◆ Directions
Leave out the pictures and copy everything else below exactly.
----
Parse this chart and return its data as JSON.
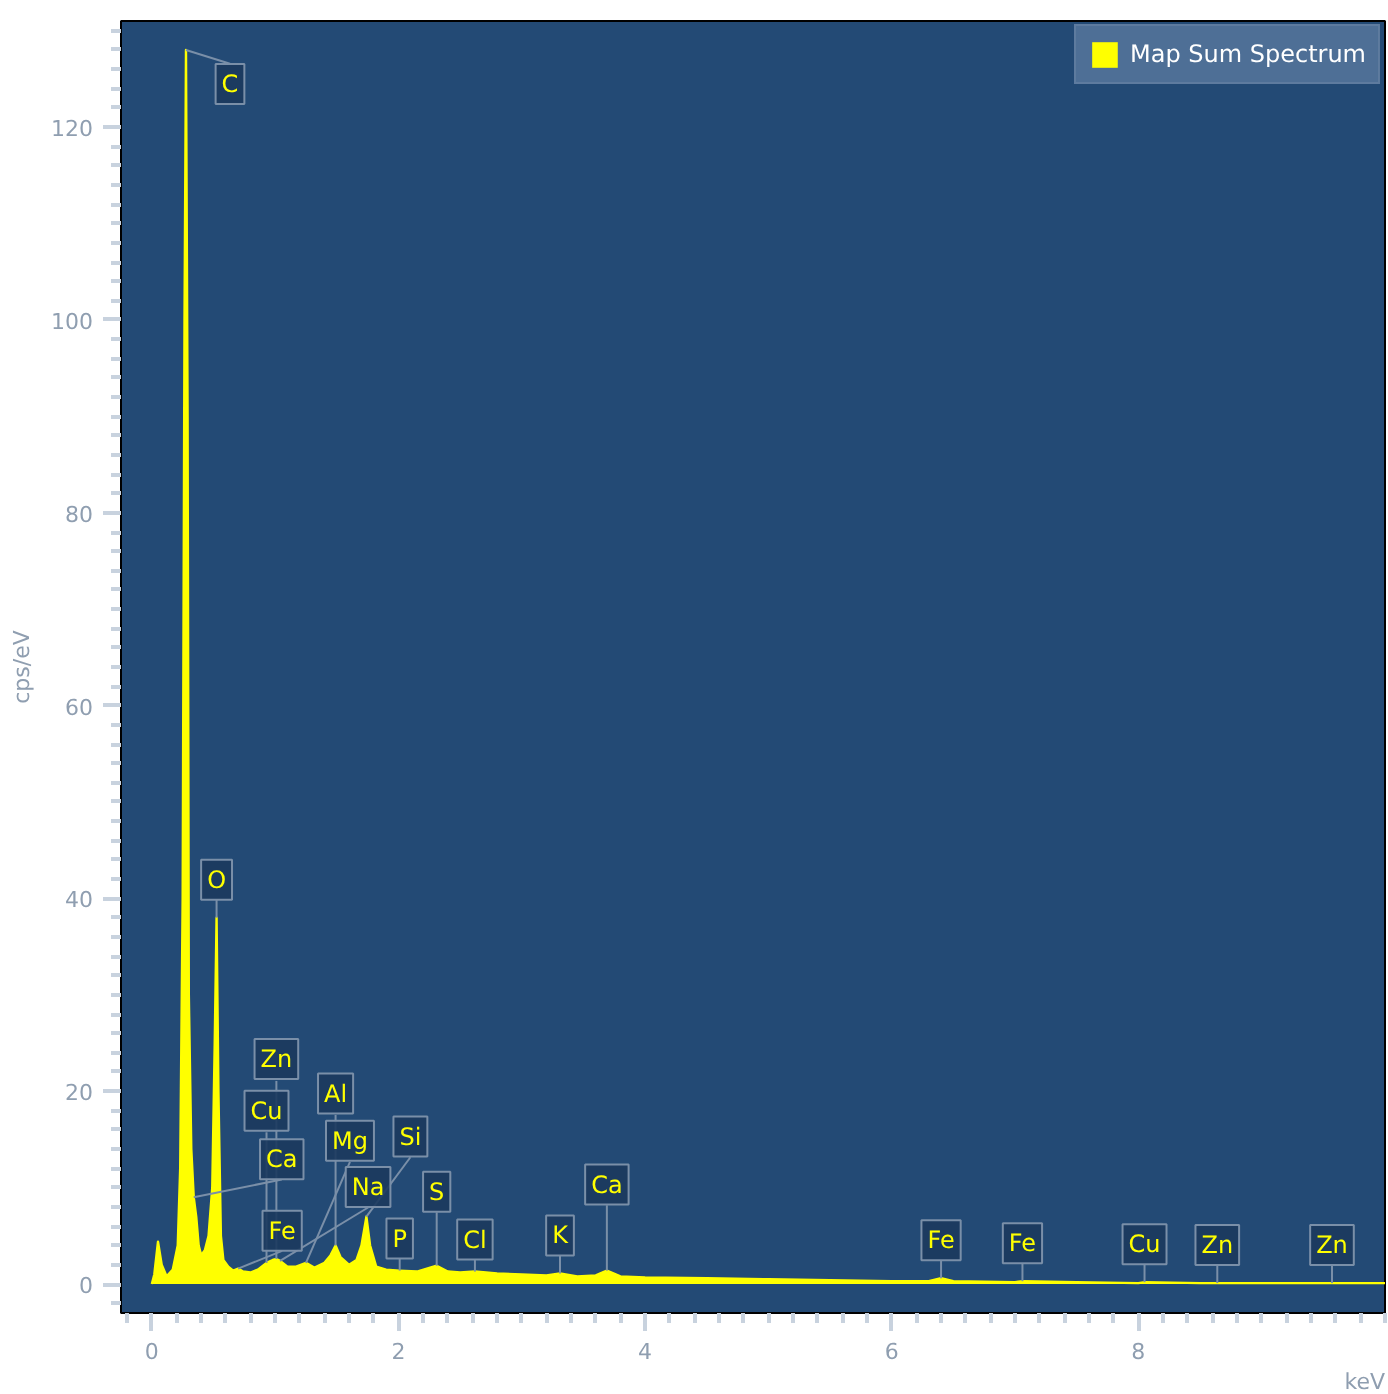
{
  "chart_data": {
    "type": "area",
    "xlabel": "keV",
    "ylabel": "cps/eV",
    "xlim": [
      -0.25,
      10
    ],
    "ylim": [
      -3,
      131
    ],
    "xticks": [
      0,
      2,
      4,
      6,
      8
    ],
    "yticks": [
      0,
      20,
      40,
      60,
      80,
      100,
      120
    ],
    "grid": false,
    "legend": "top right",
    "x": [
      0.0,
      0.02,
      0.05,
      0.08,
      0.12,
      0.17,
      0.21,
      0.23,
      0.25,
      0.265,
      0.277,
      0.29,
      0.3,
      0.32,
      0.34,
      0.36,
      0.38,
      0.4,
      0.43,
      0.46,
      0.49,
      0.51,
      0.525,
      0.54,
      0.56,
      0.58,
      0.62,
      0.66,
      0.7,
      0.74,
      0.8,
      0.86,
      0.93,
      0.98,
      1.01,
      1.04,
      1.1,
      1.17,
      1.25,
      1.32,
      1.4,
      1.45,
      1.49,
      1.53,
      1.6,
      1.66,
      1.7,
      1.74,
      1.77,
      1.82,
      1.9,
      2.01,
      2.15,
      2.31,
      2.4,
      2.5,
      2.62,
      2.8,
      3.0,
      3.2,
      3.31,
      3.45,
      3.6,
      3.69,
      3.8,
      4.0,
      4.5,
      5.0,
      5.5,
      6.0,
      6.3,
      6.4,
      6.5,
      7.0,
      7.06,
      7.5,
      8.0,
      8.05,
      8.5,
      9.0,
      10.0
    ],
    "series": [
      {
        "name": "Map Sum Spectrum",
        "color": "#ffff00",
        "values": [
          0,
          1,
          4.4,
          2,
          0.8,
          1.5,
          4,
          12,
          40,
          100,
          128,
          90,
          30,
          14,
          9,
          7,
          4,
          3,
          3.5,
          5,
          10,
          25,
          38,
          20,
          5,
          2.5,
          1.8,
          1.4,
          1.6,
          1.3,
          1.2,
          1.5,
          2.2,
          2.5,
          2.6,
          2.4,
          1.8,
          1.8,
          2.2,
          1.7,
          2.2,
          3,
          4,
          2.8,
          2,
          2.5,
          4,
          7,
          4,
          1.8,
          1.5,
          1.4,
          1.3,
          1.9,
          1.3,
          1.2,
          1.3,
          1.1,
          1,
          0.9,
          1.1,
          0.8,
          0.9,
          1.4,
          0.8,
          0.7,
          0.6,
          0.5,
          0.4,
          0.3,
          0.3,
          0.6,
          0.3,
          0.2,
          0.3,
          0.2,
          0.1,
          0.2,
          0.1,
          0.1,
          0.1
        ]
      }
    ],
    "annotations": [
      {
        "text": "C",
        "x": 0.277,
        "y": 128
      },
      {
        "text": "Ca",
        "x": 0.34,
        "y": 9
      },
      {
        "text": "O",
        "x": 0.525,
        "y": 38
      },
      {
        "text": "Fe",
        "x": 0.7,
        "y": 1.6
      },
      {
        "text": "Cu",
        "x": 0.93,
        "y": 2.2
      },
      {
        "text": "Zn",
        "x": 1.01,
        "y": 2.6
      },
      {
        "text": "Na",
        "x": 1.04,
        "y": 2.4
      },
      {
        "text": "Mg",
        "x": 1.25,
        "y": 2.2
      },
      {
        "text": "Al",
        "x": 1.49,
        "y": 4
      },
      {
        "text": "Si",
        "x": 1.74,
        "y": 7
      },
      {
        "text": "P",
        "x": 2.01,
        "y": 1.4
      },
      {
        "text": "S",
        "x": 2.31,
        "y": 1.9
      },
      {
        "text": "Cl",
        "x": 2.62,
        "y": 1.3
      },
      {
        "text": "K",
        "x": 3.31,
        "y": 1.1
      },
      {
        "text": "Ca",
        "x": 3.69,
        "y": 1.4
      },
      {
        "text": "Fe",
        "x": 6.4,
        "y": 0.6
      },
      {
        "text": "Fe",
        "x": 7.06,
        "y": 0.3
      },
      {
        "text": "Cu",
        "x": 8.05,
        "y": 0.2
      },
      {
        "text": "Zn",
        "x": 8.64,
        "y": 0.1
      },
      {
        "text": "Zn",
        "x": 9.57,
        "y": 0.1
      }
    ]
  }
}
----
◆ Full response
Parse this chart and return its data as JSON.
{
  "chart_data": {
    "type": "area",
    "xlabel": "keV",
    "ylabel": "cps/eV",
    "xlim": [
      -0.25,
      10
    ],
    "ylim": [
      -3,
      131
    ],
    "xticks": [
      0,
      2,
      4,
      6,
      8
    ],
    "yticks": [
      0,
      20,
      40,
      60,
      80,
      100,
      120
    ],
    "grid": false,
    "legend": "top right",
    "x": [
      0.0,
      0.02,
      0.05,
      0.08,
      0.12,
      0.17,
      0.21,
      0.23,
      0.25,
      0.265,
      0.277,
      0.29,
      0.3,
      0.32,
      0.34,
      0.36,
      0.38,
      0.4,
      0.43,
      0.46,
      0.49,
      0.51,
      0.525,
      0.54,
      0.56,
      0.58,
      0.62,
      0.66,
      0.7,
      0.74,
      0.8,
      0.86,
      0.93,
      0.98,
      1.01,
      1.04,
      1.1,
      1.17,
      1.25,
      1.32,
      1.4,
      1.45,
      1.49,
      1.53,
      1.6,
      1.66,
      1.7,
      1.74,
      1.77,
      1.82,
      1.9,
      2.01,
      2.15,
      2.31,
      2.4,
      2.5,
      2.62,
      2.8,
      3.0,
      3.2,
      3.31,
      3.45,
      3.6,
      3.69,
      3.8,
      4.0,
      4.5,
      5.0,
      5.5,
      6.0,
      6.3,
      6.4,
      6.5,
      7.0,
      7.06,
      7.5,
      8.0,
      8.05,
      8.5,
      9.0,
      10.0
    ],
    "series": [
      {
        "name": "Map Sum Spectrum",
        "color": "#ffff00",
        "values": [
          0,
          1,
          4.4,
          2,
          0.8,
          1.5,
          4,
          12,
          40,
          100,
          128,
          90,
          30,
          14,
          9,
          7,
          4,
          3,
          3.5,
          5,
          10,
          25,
          38,
          20,
          5,
          2.5,
          1.8,
          1.4,
          1.6,
          1.3,
          1.2,
          1.5,
          2.2,
          2.5,
          2.6,
          2.4,
          1.8,
          1.8,
          2.2,
          1.7,
          2.2,
          3,
          4,
          2.8,
          2,
          2.5,
          4,
          7,
          4,
          1.8,
          1.5,
          1.4,
          1.3,
          1.9,
          1.3,
          1.2,
          1.3,
          1.1,
          1,
          0.9,
          1.1,
          0.8,
          0.9,
          1.4,
          0.8,
          0.7,
          0.6,
          0.5,
          0.4,
          0.3,
          0.3,
          0.6,
          0.3,
          0.2,
          0.3,
          0.2,
          0.1,
          0.2,
          0.1,
          0.1,
          0.1
        ]
      }
    ],
    "annotations": [
      {
        "text": "C",
        "x": 0.277,
        "y": 128
      },
      {
        "text": "Ca",
        "x": 0.34,
        "y": 9
      },
      {
        "text": "O",
        "x": 0.525,
        "y": 38
      },
      {
        "text": "Fe",
        "x": 0.7,
        "y": 1.6
      },
      {
        "text": "Cu",
        "x": 0.93,
        "y": 2.2
      },
      {
        "text": "Zn",
        "x": 1.01,
        "y": 2.6
      },
      {
        "text": "Na",
        "x": 1.04,
        "y": 2.4
      },
      {
        "text": "Mg",
        "x": 1.25,
        "y": 2.2
      },
      {
        "text": "Al",
        "x": 1.49,
        "y": 4
      },
      {
        "text": "Si",
        "x": 1.74,
        "y": 7
      },
      {
        "text": "P",
        "x": 2.01,
        "y": 1.4
      },
      {
        "text": "S",
        "x": 2.31,
        "y": 1.9
      },
      {
        "text": "Cl",
        "x": 2.62,
        "y": 1.3
      },
      {
        "text": "K",
        "x": 3.31,
        "y": 1.1
      },
      {
        "text": "Ca",
        "x": 3.69,
        "y": 1.4
      },
      {
        "text": "Fe",
        "x": 6.4,
        "y": 0.6
      },
      {
        "text": "Fe",
        "x": 7.06,
        "y": 0.3
      },
      {
        "text": "Cu",
        "x": 8.05,
        "y": 0.2
      },
      {
        "text": "Zn",
        "x": 8.64,
        "y": 0.1
      },
      {
        "text": "Zn",
        "x": 9.57,
        "y": 0.1
      }
    ]
  }
}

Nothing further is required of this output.